» WORK INSTRUCTIONS:
What follows are records. Restate all of them word for word.
[EXTRACTED RECORDS start]
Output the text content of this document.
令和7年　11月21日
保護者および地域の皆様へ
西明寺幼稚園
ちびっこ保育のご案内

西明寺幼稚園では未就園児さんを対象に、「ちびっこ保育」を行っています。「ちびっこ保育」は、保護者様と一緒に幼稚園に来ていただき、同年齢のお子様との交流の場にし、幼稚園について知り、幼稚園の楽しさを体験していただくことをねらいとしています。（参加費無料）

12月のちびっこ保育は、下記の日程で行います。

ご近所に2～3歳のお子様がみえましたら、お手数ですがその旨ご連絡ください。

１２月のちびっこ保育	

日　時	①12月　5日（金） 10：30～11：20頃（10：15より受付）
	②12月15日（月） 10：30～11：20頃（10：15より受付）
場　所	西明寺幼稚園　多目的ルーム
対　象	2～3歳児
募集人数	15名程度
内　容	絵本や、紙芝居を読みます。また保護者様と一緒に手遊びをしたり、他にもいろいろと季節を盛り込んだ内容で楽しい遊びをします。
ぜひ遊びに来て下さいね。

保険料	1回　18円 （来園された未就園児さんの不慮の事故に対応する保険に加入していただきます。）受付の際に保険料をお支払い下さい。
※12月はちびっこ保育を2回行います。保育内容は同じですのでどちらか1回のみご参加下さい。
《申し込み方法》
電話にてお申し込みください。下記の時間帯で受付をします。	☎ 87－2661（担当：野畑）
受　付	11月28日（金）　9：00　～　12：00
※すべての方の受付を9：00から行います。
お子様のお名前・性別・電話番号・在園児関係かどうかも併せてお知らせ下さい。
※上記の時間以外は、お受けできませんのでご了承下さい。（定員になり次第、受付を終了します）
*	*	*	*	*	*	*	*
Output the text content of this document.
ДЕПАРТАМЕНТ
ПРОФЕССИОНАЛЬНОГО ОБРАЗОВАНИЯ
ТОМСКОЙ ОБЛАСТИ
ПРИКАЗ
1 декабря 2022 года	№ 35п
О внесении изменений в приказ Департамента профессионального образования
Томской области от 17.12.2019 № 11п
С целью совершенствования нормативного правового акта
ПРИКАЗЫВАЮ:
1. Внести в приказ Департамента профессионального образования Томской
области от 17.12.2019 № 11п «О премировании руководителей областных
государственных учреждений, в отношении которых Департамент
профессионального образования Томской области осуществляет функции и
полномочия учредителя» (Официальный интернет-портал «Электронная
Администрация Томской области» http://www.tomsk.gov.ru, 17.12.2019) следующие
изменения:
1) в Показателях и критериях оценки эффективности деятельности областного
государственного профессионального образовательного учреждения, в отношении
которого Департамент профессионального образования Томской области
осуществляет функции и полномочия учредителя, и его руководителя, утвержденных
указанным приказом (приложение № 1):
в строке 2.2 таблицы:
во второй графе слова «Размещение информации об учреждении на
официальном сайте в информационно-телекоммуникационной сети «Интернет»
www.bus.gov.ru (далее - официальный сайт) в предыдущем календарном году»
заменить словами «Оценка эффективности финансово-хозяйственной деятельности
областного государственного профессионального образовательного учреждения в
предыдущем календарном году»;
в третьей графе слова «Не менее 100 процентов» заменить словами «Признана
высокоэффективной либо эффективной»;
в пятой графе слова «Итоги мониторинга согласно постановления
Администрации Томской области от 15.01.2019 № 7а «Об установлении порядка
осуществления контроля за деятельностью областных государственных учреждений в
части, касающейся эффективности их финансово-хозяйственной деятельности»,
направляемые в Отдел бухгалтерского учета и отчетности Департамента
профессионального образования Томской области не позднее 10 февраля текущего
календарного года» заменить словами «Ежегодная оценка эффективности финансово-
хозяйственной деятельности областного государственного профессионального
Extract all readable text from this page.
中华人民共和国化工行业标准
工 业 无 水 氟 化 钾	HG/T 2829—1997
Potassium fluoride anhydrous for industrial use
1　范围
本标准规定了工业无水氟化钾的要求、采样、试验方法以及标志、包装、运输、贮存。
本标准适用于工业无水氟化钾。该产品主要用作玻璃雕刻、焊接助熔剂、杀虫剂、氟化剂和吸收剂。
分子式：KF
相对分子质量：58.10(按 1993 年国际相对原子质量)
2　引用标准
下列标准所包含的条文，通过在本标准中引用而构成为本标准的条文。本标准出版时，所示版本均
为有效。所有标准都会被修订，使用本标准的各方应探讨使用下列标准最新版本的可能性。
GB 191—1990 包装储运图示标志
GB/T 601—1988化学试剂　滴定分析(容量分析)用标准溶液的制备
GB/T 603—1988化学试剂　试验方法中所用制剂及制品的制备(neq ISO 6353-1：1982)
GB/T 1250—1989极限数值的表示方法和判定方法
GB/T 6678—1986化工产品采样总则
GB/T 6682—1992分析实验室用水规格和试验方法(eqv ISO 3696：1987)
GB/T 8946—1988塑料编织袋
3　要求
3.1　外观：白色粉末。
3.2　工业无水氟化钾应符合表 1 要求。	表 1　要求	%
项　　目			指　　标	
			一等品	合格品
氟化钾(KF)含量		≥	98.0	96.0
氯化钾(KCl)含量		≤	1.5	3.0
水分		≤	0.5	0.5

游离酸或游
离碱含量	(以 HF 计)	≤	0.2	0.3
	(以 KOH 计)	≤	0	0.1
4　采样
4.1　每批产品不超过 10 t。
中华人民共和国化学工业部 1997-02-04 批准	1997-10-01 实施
[EXTRACTED RECORDS end]
» RESPONSE:
Output the text content of this document.
令和7年　11月21日
保護者および地域の皆様へ
西明寺幼稚園
ちびっこ保育のご案内

西明寺幼稚園では未就園児さんを対象に、「ちびっこ保育」を行っています。「ちびっこ保育」は、保護者様と一緒に幼稚園に来ていただき、同年齢のお子様との交流の場にし、幼稚園について知り、幼稚園の楽しさを体験していただくことをねらいとしています。（参加費無料）

12月のちびっこ保育は、下記の日程で行います。

ご近所に2～3歳のお子様がみえましたら、お手数ですがその旨ご連絡ください。

１２月のちびっこ保育	

日　時	①12月　5日（金） 10：30～11：20頃（10：15より受付）
	②12月15日（月） 10：30～11：20頃（10：15より受付）
場　所	西明寺幼稚園　多目的ルーム
対　象	2～3歳児
募集人数	15名程度
内　容	絵本や、紙芝居を読みます。また保護者様と一緒に手遊びをしたり、他にもいろいろと季節を盛り込んだ内容で楽しい遊びをします。
ぜひ遊びに来て下さいね。

保険料	1回　18円 （来園された未就園児さんの不慮の事故に対応する保険に加入していただきます。）受付の際に保険料をお支払い下さい。
※12月はちびっこ保育を2回行います。保育内容は同じですのでどちらか1回のみご参加下さい。
《申し込み方法》
電話にてお申し込みください。下記の時間帯で受付をします。	☎ 87－2661（担当：野畑）
受　付	11月28日（金）　9：00　～　12：00
※すべての方の受付を9：00から行います。
お子様のお名前・性別・電話番号・在園児関係かどうかも併せてお知らせ下さい。
※上記の時間以外は、お受けできませんのでご了承下さい。（定員になり次第、受付を終了します）
*	*	*	*	*	*	*	*
Output the text content of this document.
ДЕПАРТАМЕНТ
ПРОФЕССИОНАЛЬНОГО ОБРАЗОВАНИЯ
ТОМСКОЙ ОБЛАСТИ
ПРИКАЗ
1 декабря 2022 года	№ 35п
О внесении изменений в приказ Департамента профессионального образования
Томской области от 17.12.2019 № 11п
С целью совершенствования нормативного правового акта
ПРИКАЗЫВАЮ:
1. Внести в приказ Департамента профессионального образования Томской
области от 17.12.2019 № 11п «О премировании руководителей областных
государственных учреждений, в отношении которых Департамент
профессионального образования Томской области осуществляет функции и
полномочия учредителя» (Официальный интернет-портал «Электронная
Администрация Томской области» http://www.tomsk.gov.ru, 17.12.2019) следующие
изменения:
1) в Показателях и критериях оценки эффективности деятельности областного
государственного профессионального образовательного учреждения, в отношении
которого Департамент профессионального образования Томской области
осуществляет функции и полномочия учредителя, и его руководителя, утвержденных
указанным приказом (приложение № 1):
в строке 2.2 таблицы:
во второй графе слова «Размещение информации об учреждении на
официальном сайте в информационно-телекоммуникационной сети «Интернет»
www.bus.gov.ru (далее - официальный сайт) в предыдущем календарном году»
заменить словами «Оценка эффективности финансово-хозяйственной деятельности
областного государственного профессионального образовательного учреждения в
предыдущем календарном году»;
в третьей графе слова «Не менее 100 процентов» заменить словами «Признана
высокоэффективной либо эффективной»;
в пятой графе слова «Итоги мониторинга согласно постановления
Администрации Томской области от 15.01.2019 № 7а «Об установлении порядка
осуществления контроля за деятельностью областных государственных учреждений в
части, касающейся эффективности их финансово-хозяйственной деятельности»,
направляемые в Отдел бухгалтерского учета и отчетности Департамента
профессионального образования Томской области не позднее 10 февраля текущего
календарного года» заменить словами «Ежегодная оценка эффективности финансово-
хозяйственной деятельности областного государственного профессионального
Extract all readable text from this page.
中华人民共和国化工行业标准
工 业 无 水 氟 化 钾	HG/T 2829—1997
Potassium fluoride anhydrous for industrial use
1　范围
本标准规定了工业无水氟化钾的要求、采样、试验方法以及标志、包装、运输、贮存。
本标准适用于工业无水氟化钾。该产品主要用作玻璃雕刻、焊接助熔剂、杀虫剂、氟化剂和吸收剂。
分子式：KF
相对分子质量：58.10(按 1993 年国际相对原子质量)
2　引用标准
下列标准所包含的条文，通过在本标准中引用而构成为本标准的条文。本标准出版时，所示版本均
为有效。所有标准都会被修订，使用本标准的各方应探讨使用下列标准最新版本的可能性。
GB 191—1990 包装储运图示标志
GB/T 601—1988化学试剂　滴定分析(容量分析)用标准溶液的制备
GB/T 603—1988化学试剂　试验方法中所用制剂及制品的制备(neq ISO 6353-1：1982)
GB/T 1250—1989极限数值的表示方法和判定方法
GB/T 6678—1986化工产品采样总则
GB/T 6682—1992分析实验室用水规格和试验方法(eqv ISO 3696：1987)
GB/T 8946—1988塑料编织袋
3　要求
3.1　外观：白色粉末。
3.2　工业无水氟化钾应符合表 1 要求。	表 1　要求	%
项　　目			指　　标	
			一等品	合格品
氟化钾(KF)含量		≥	98.0	96.0
氯化钾(KCl)含量		≤	1.5	3.0
水分		≤	0.5	0.5

游离酸或游
离碱含量	(以 HF 计)	≤	0.2	0.3
	(以 KOH 计)	≤	0	0.1
4　采样
4.1　每批产品不超过 10 t。
中华人民共和国化学工业部 1997-02-04 批准	1997-10-01 实施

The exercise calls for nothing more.